Extract the whole listing as it stands. Do not include the pictures.

Start

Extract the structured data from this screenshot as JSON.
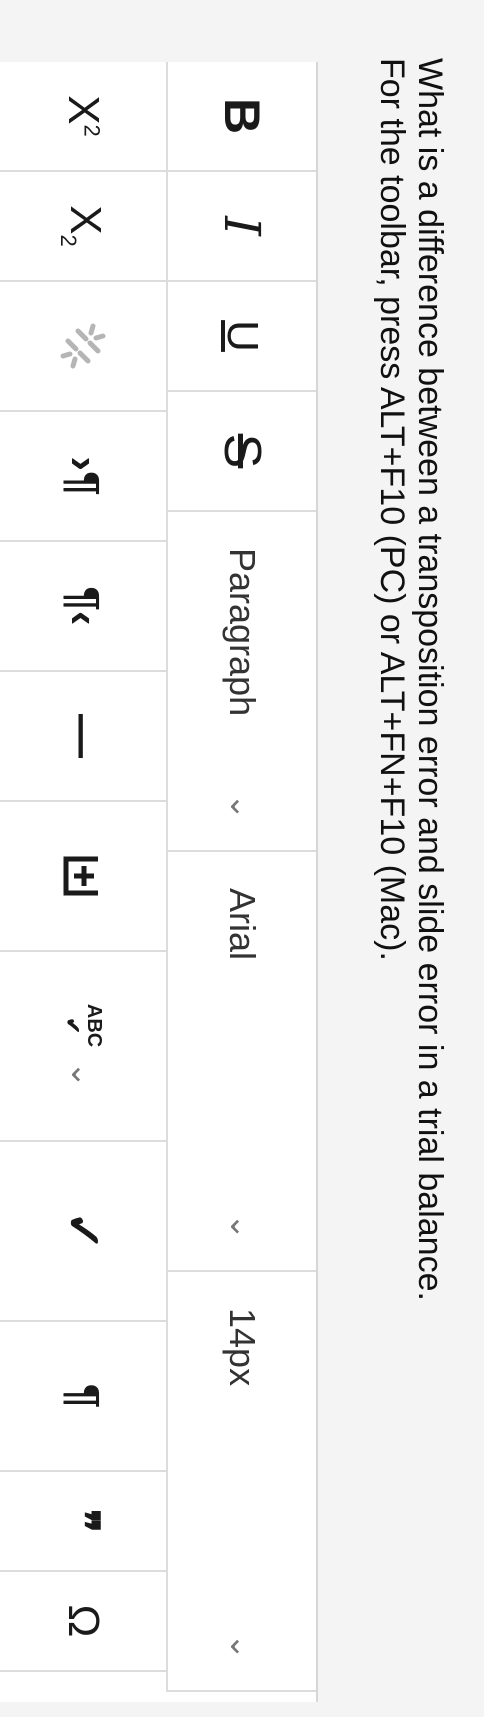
{
  "question": {
    "line1": "What is a difference between a transposition error and slide error in a trial balance.",
    "line2": "For the toolbar, press ALT+F10 (PC) or ALT+FN+F10 (Mac)."
  },
  "toolbar": {
    "bold_label": "B",
    "italic_label": "I",
    "underline_label": "U",
    "strike_label": "S",
    "format_select": "Paragraph",
    "font_select": "Arial",
    "size_select": "14px",
    "superscript_base": "X",
    "superscript_exp": "2",
    "subscript_base": "X",
    "subscript_exp": "2",
    "ltr_label": "¶",
    "rtl_label": "¶",
    "hr_label": "—",
    "spellcheck_label": "ABC",
    "show_blocks_label": "¶",
    "blockquote_label": "❞",
    "special_char_label": "Ω"
  },
  "icons": [
    "bold-icon",
    "italic-icon",
    "underline-icon",
    "strikethrough-icon",
    "chevron-down-icon",
    "superscript-icon",
    "subscript-icon",
    "unlink-icon",
    "ltr-paragraph-icon",
    "rtl-paragraph-icon",
    "horizontal-line-icon",
    "insert-icon",
    "spellcheck-icon",
    "checkmark-icon",
    "pilcrow-icon",
    "blockquote-icon",
    "omega-icon"
  ]
}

End

## Output of the task
Extract the structured data from this screenshot as JSON.
{
  "question": {
    "line1": "What is a difference between a transposition error and slide error in a trial balance.",
    "line2": "For the toolbar, press ALT+F10 (PC) or ALT+FN+F10 (Mac)."
  },
  "toolbar": {
    "bold_label": "B",
    "italic_label": "I",
    "underline_label": "U",
    "strike_label": "S",
    "format_select": "Paragraph",
    "font_select": "Arial",
    "size_select": "14px",
    "superscript_base": "X",
    "superscript_exp": "2",
    "subscript_base": "X",
    "subscript_exp": "2",
    "ltr_label": "¶",
    "rtl_label": "¶",
    "hr_label": "—",
    "spellcheck_label": "ABC",
    "show_blocks_label": "¶",
    "blockquote_label": "❞",
    "special_char_label": "Ω"
  },
  "icons": [
    "bold-icon",
    "italic-icon",
    "underline-icon",
    "strikethrough-icon",
    "chevron-down-icon",
    "superscript-icon",
    "subscript-icon",
    "unlink-icon",
    "ltr-paragraph-icon",
    "rtl-paragraph-icon",
    "horizontal-line-icon",
    "insert-icon",
    "spellcheck-icon",
    "checkmark-icon",
    "pilcrow-icon",
    "blockquote-icon",
    "omega-icon"
  ]
}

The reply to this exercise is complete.